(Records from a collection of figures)
+++

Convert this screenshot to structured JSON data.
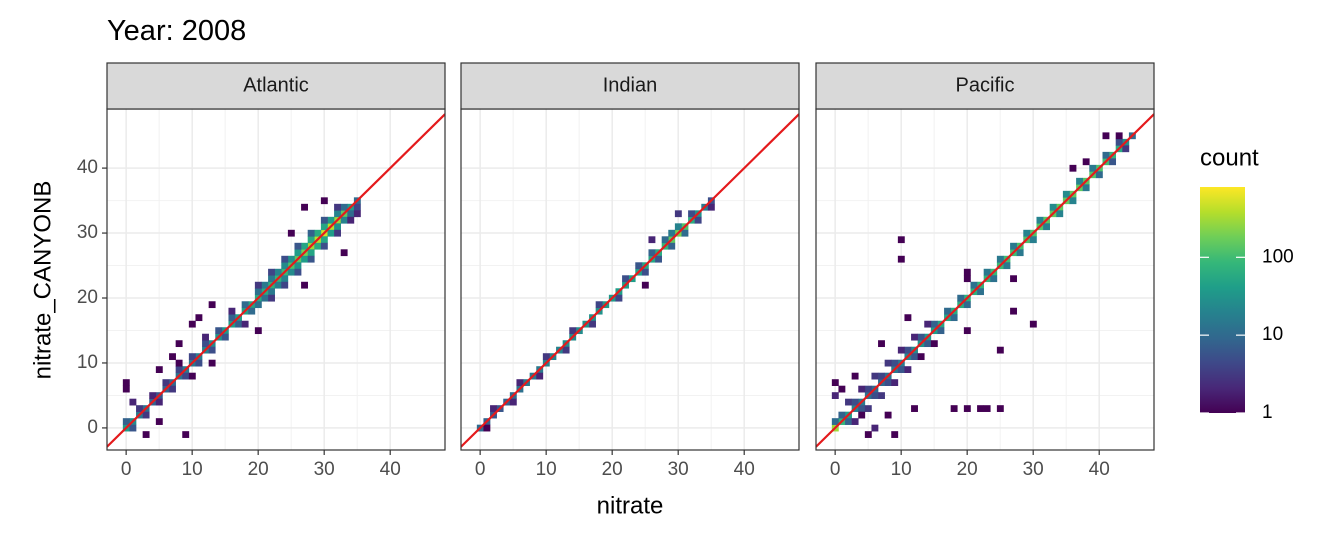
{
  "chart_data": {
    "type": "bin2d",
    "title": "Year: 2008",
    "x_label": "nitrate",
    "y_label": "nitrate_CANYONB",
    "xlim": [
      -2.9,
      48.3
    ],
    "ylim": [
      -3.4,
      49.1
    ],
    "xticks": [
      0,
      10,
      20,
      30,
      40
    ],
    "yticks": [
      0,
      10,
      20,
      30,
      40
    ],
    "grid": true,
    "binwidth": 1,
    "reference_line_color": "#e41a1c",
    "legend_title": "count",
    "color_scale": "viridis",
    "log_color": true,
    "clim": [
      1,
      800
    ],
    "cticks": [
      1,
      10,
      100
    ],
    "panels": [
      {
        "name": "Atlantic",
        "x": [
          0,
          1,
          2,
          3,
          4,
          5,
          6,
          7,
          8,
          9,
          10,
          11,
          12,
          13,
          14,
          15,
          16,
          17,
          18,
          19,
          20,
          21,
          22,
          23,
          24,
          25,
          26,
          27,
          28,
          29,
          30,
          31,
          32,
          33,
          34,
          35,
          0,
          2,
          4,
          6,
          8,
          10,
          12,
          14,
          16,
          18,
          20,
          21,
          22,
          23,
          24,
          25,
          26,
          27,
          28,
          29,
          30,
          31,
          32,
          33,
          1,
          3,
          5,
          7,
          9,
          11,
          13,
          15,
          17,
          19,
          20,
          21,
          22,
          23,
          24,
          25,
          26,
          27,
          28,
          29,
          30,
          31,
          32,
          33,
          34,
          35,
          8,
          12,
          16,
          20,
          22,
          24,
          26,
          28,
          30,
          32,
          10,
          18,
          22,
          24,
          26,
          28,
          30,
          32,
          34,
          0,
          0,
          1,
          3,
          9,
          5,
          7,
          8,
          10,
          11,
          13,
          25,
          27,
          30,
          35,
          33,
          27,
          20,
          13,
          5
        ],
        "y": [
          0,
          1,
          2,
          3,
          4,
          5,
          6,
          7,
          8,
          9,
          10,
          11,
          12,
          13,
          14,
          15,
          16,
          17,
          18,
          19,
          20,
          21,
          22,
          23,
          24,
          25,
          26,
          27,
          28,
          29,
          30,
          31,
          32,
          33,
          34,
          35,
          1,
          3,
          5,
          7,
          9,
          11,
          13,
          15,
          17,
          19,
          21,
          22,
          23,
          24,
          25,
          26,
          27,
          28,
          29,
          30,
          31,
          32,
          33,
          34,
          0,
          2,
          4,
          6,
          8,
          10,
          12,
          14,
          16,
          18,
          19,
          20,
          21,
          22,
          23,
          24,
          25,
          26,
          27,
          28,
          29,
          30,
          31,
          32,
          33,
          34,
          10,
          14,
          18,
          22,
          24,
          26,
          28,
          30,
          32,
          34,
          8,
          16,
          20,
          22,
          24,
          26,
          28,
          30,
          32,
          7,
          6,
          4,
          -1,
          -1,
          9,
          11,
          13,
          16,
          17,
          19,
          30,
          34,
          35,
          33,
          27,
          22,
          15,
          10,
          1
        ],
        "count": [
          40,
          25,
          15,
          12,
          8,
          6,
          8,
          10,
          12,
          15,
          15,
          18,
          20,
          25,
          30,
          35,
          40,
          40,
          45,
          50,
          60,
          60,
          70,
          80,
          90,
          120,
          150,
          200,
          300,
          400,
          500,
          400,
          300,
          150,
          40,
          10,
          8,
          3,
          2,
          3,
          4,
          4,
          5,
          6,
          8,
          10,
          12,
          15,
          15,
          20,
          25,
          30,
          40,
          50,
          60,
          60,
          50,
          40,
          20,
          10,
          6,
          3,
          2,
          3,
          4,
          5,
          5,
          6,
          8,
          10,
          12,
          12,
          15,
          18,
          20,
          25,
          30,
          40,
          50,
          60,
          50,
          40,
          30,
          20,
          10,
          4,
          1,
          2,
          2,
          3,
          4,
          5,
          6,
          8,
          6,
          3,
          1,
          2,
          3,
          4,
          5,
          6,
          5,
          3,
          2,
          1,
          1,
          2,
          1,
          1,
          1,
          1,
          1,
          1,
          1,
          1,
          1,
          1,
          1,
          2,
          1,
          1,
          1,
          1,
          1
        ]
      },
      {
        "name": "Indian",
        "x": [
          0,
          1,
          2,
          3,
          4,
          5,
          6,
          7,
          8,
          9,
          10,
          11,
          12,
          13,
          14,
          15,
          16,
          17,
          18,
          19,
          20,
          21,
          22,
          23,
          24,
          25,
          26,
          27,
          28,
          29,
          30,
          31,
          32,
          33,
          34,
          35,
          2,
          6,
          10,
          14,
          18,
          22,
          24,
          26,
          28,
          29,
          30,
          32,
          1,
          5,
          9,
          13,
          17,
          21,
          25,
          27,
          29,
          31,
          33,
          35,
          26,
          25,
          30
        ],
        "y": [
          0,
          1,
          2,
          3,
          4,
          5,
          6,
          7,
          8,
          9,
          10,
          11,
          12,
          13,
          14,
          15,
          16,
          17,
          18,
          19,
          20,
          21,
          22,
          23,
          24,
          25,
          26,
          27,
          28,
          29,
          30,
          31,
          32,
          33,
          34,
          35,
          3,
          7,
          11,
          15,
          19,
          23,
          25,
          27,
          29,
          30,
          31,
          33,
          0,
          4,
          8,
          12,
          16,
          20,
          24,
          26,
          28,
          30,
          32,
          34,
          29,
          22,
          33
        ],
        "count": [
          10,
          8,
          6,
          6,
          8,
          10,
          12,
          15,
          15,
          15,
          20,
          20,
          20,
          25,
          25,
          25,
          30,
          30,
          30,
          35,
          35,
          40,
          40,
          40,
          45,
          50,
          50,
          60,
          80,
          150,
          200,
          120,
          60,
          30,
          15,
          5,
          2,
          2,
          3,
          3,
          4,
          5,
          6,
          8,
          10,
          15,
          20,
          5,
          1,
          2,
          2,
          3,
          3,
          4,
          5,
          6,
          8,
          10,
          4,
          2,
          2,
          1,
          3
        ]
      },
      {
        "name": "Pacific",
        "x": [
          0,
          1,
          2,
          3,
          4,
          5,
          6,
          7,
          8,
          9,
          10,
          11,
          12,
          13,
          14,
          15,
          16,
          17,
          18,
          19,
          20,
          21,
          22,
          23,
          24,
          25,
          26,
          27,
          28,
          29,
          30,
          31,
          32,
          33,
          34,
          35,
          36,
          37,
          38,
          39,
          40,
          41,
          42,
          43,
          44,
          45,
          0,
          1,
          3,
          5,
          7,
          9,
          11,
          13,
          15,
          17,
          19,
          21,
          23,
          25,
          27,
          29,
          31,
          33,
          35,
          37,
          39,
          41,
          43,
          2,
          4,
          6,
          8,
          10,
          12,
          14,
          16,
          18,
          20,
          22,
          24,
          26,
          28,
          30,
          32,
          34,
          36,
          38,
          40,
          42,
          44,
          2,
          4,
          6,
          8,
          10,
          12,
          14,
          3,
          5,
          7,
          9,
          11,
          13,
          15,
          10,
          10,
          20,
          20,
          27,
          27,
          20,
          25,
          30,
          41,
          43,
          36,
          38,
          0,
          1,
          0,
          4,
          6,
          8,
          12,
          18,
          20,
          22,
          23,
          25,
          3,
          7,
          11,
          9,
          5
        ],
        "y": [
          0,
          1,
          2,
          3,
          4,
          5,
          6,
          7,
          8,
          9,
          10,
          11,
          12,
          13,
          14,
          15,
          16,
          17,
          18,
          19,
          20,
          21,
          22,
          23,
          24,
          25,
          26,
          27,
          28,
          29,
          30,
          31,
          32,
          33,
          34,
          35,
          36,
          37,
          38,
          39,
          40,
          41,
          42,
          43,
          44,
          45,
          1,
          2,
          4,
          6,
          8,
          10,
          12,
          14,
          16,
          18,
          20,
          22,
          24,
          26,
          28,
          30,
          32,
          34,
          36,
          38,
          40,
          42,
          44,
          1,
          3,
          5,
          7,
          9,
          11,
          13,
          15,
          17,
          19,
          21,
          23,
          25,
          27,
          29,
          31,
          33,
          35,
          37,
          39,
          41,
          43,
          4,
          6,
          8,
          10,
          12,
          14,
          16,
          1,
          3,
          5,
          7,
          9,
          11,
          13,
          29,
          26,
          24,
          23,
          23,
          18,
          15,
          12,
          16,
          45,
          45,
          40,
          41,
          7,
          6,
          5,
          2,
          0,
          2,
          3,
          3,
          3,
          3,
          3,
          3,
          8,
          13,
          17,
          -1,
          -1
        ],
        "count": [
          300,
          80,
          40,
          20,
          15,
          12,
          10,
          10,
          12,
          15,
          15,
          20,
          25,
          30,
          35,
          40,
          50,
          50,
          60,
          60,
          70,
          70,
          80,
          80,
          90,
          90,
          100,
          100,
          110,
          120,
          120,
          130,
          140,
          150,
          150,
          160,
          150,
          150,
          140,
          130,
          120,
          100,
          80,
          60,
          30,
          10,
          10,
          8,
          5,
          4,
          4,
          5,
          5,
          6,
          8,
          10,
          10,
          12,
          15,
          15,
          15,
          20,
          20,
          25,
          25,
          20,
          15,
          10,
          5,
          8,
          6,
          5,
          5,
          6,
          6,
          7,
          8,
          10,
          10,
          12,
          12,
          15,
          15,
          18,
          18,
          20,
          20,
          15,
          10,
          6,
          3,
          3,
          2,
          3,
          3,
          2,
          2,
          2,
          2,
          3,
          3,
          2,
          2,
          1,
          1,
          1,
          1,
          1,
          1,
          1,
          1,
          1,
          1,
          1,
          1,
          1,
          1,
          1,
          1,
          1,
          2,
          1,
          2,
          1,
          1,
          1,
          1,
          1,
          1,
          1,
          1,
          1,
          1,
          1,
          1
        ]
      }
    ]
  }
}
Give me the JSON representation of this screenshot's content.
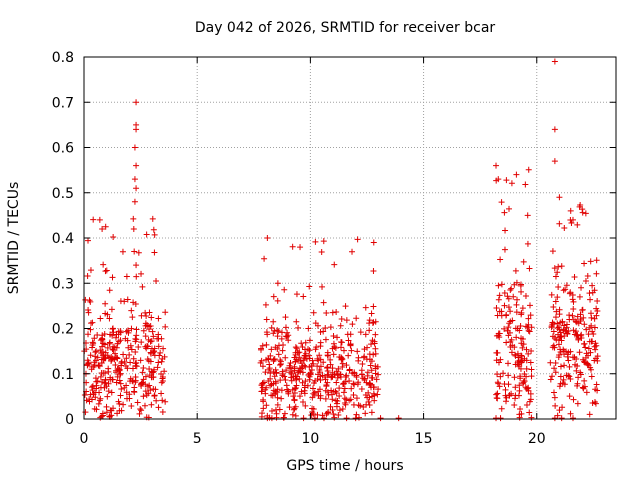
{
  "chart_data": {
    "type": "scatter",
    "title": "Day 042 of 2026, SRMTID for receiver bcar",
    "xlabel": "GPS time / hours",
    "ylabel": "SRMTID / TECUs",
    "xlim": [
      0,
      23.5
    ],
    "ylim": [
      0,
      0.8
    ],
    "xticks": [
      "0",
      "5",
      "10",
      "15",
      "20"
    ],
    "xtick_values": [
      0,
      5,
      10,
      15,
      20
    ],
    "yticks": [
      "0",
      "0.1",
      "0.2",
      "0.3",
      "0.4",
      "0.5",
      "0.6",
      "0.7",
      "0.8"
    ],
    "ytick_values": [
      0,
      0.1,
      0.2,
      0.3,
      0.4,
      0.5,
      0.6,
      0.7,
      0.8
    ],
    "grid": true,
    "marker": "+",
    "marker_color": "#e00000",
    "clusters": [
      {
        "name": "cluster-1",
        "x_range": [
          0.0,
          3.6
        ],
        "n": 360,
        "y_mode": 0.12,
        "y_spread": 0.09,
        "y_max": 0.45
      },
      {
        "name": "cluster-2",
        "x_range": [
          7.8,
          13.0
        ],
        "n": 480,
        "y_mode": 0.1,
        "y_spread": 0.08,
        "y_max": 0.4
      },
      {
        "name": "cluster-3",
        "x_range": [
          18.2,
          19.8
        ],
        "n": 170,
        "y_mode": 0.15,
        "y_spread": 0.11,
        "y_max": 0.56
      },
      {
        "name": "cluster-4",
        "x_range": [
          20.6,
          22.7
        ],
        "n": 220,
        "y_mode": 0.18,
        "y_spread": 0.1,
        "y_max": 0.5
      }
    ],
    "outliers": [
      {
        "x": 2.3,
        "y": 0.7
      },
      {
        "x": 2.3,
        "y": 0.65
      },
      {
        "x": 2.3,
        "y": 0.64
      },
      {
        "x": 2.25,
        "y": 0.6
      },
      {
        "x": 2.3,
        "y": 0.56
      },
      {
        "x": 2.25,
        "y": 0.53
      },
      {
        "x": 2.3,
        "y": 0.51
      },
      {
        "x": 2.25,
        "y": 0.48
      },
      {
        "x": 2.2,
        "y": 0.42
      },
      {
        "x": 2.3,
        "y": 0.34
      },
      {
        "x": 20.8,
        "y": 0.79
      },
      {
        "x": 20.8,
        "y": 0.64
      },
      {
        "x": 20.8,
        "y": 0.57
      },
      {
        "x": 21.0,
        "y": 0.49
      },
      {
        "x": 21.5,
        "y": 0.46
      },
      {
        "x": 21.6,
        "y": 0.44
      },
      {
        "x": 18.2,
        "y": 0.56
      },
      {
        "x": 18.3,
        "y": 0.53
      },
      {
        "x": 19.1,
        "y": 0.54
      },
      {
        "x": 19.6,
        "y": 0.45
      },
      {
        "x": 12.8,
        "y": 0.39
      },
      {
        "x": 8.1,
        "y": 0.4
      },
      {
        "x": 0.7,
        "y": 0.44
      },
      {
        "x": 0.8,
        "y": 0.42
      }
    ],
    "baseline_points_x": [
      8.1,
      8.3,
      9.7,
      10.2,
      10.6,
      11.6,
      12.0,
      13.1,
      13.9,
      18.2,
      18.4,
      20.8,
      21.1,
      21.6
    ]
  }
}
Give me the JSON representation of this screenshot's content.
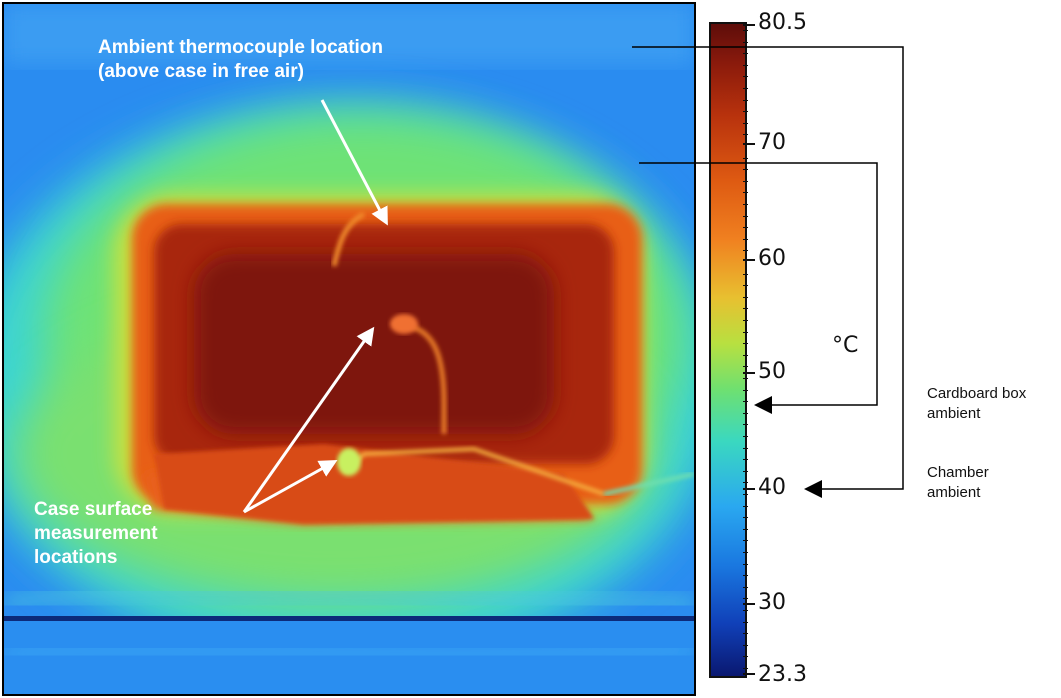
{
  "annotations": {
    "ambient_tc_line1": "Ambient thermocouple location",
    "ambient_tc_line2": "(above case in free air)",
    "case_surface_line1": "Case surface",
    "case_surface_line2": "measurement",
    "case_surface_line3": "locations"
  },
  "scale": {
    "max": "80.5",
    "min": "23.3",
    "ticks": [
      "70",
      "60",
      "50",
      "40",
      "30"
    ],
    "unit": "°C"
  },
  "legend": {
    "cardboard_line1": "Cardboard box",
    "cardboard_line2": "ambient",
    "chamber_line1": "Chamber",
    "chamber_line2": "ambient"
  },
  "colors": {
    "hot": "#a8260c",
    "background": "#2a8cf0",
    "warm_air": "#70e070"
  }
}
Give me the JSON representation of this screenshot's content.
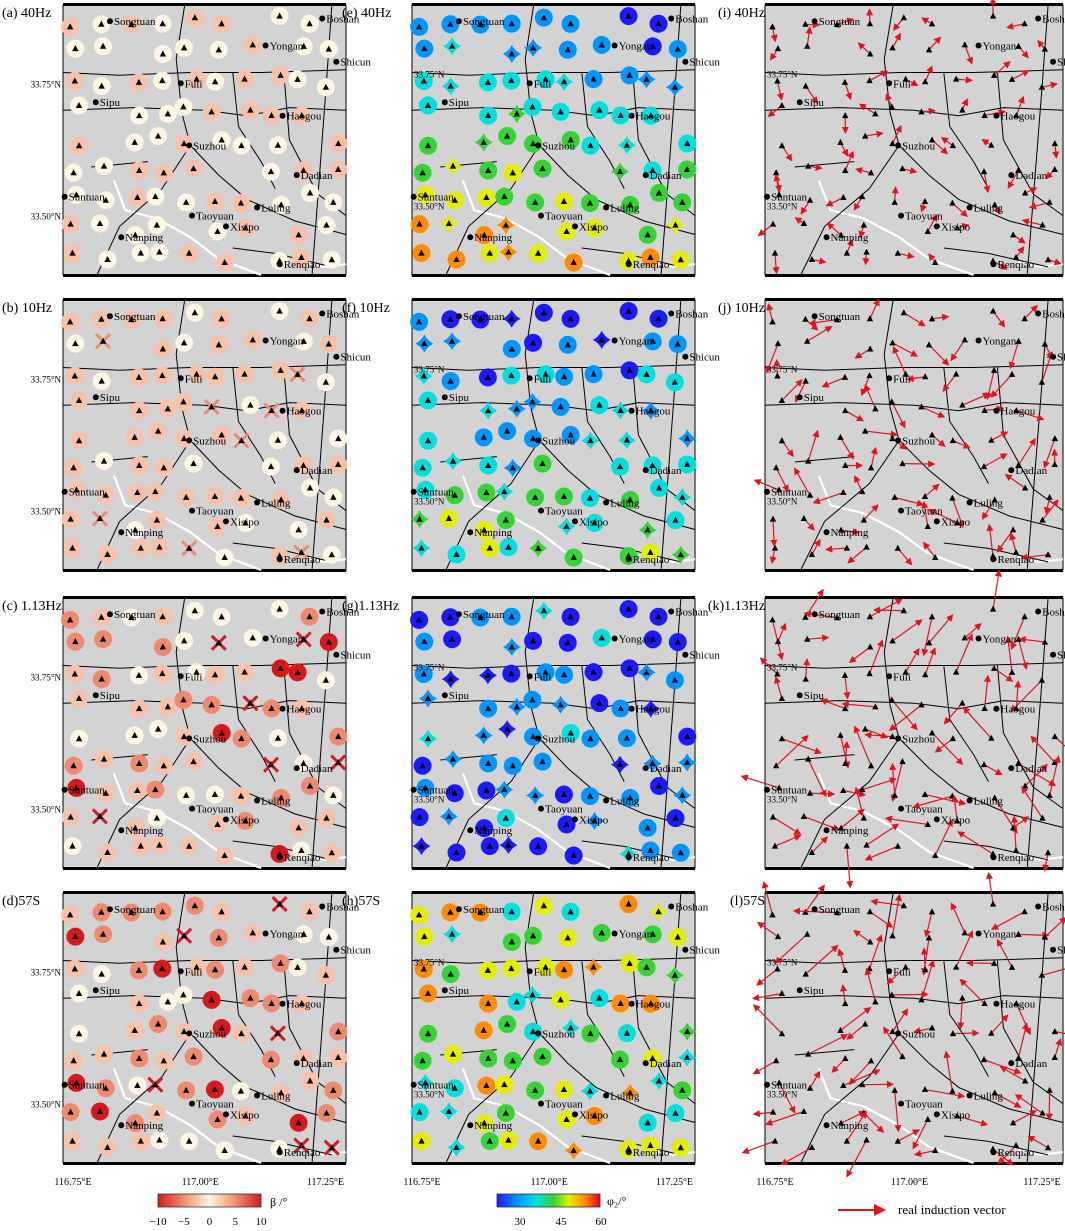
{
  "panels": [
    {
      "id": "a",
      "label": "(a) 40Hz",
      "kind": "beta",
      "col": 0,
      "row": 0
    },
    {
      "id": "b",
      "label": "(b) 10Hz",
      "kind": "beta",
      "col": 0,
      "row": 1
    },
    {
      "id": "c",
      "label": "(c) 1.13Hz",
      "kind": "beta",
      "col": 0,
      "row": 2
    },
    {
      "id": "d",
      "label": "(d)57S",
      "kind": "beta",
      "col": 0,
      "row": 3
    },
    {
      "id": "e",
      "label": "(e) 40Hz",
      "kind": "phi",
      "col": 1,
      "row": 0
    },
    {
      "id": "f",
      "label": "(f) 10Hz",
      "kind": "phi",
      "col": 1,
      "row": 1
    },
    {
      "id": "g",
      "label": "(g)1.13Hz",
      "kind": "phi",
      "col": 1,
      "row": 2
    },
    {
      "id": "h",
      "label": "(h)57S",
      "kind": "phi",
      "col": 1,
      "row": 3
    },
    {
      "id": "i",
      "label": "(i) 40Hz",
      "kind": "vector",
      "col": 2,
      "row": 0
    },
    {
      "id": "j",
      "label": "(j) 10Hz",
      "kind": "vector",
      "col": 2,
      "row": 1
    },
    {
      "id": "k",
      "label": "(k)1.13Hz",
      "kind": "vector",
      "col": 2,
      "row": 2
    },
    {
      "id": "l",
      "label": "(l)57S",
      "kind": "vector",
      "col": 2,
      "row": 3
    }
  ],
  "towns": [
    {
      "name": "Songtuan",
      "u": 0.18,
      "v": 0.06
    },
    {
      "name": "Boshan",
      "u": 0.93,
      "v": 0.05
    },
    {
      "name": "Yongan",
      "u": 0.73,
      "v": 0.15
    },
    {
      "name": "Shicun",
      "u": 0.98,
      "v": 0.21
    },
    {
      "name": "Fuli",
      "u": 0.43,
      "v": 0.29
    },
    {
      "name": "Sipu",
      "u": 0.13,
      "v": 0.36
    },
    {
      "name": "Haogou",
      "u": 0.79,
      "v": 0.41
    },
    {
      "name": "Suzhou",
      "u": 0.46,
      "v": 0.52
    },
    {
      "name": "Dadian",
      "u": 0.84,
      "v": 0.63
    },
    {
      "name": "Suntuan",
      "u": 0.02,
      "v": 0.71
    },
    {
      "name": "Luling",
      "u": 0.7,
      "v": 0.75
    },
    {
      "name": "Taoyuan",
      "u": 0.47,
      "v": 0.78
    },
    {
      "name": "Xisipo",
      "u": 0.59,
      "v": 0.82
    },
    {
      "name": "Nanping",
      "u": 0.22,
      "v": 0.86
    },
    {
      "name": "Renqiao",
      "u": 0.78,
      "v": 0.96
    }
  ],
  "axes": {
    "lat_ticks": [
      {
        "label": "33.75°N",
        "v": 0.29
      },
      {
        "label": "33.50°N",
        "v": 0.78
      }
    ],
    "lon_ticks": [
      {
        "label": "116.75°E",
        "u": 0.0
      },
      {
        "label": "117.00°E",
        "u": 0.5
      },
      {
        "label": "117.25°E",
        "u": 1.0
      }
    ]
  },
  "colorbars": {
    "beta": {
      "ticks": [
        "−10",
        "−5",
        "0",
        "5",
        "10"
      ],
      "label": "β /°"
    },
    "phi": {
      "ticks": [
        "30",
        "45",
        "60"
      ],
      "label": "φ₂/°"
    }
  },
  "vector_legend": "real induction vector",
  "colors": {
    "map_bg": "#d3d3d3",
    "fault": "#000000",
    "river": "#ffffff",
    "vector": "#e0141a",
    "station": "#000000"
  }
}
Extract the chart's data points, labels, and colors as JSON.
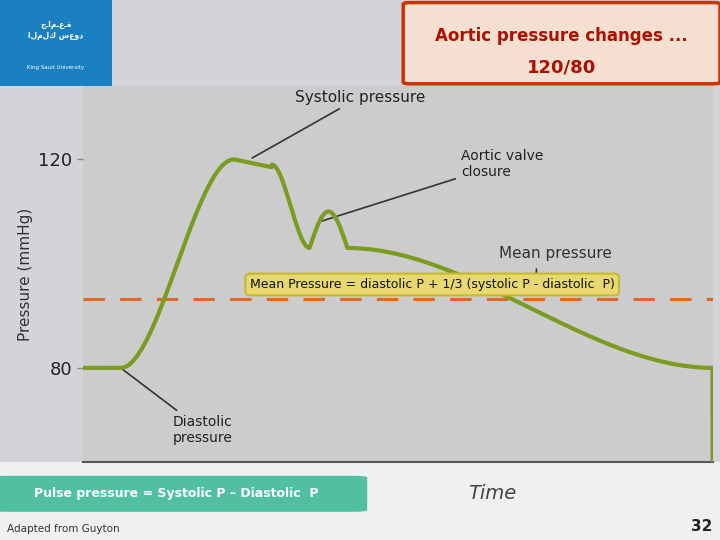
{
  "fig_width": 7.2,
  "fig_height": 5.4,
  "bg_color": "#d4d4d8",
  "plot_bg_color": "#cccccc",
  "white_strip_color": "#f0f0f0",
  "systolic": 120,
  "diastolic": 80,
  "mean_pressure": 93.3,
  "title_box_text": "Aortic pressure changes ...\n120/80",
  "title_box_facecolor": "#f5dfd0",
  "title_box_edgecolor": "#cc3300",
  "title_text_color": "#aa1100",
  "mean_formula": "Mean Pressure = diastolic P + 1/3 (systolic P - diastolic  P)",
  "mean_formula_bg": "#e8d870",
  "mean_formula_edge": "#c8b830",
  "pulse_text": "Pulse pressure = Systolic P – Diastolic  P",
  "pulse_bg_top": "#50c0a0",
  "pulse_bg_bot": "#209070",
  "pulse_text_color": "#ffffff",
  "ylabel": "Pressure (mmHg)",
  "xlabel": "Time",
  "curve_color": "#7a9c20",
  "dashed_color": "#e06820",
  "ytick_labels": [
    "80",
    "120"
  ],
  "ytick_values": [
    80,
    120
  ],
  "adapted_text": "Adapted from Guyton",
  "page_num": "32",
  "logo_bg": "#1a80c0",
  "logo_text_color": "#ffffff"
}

+++

● GIVEN INSTRUCTION: In the entries above, find every line holding the word "SRMTID" and copy it out.

● EXPECTED ANSWER:
    "title": "Day 042 of 2026, SRMTID for receiver bcar",
    "ylabel": "SRMTID / TECUs",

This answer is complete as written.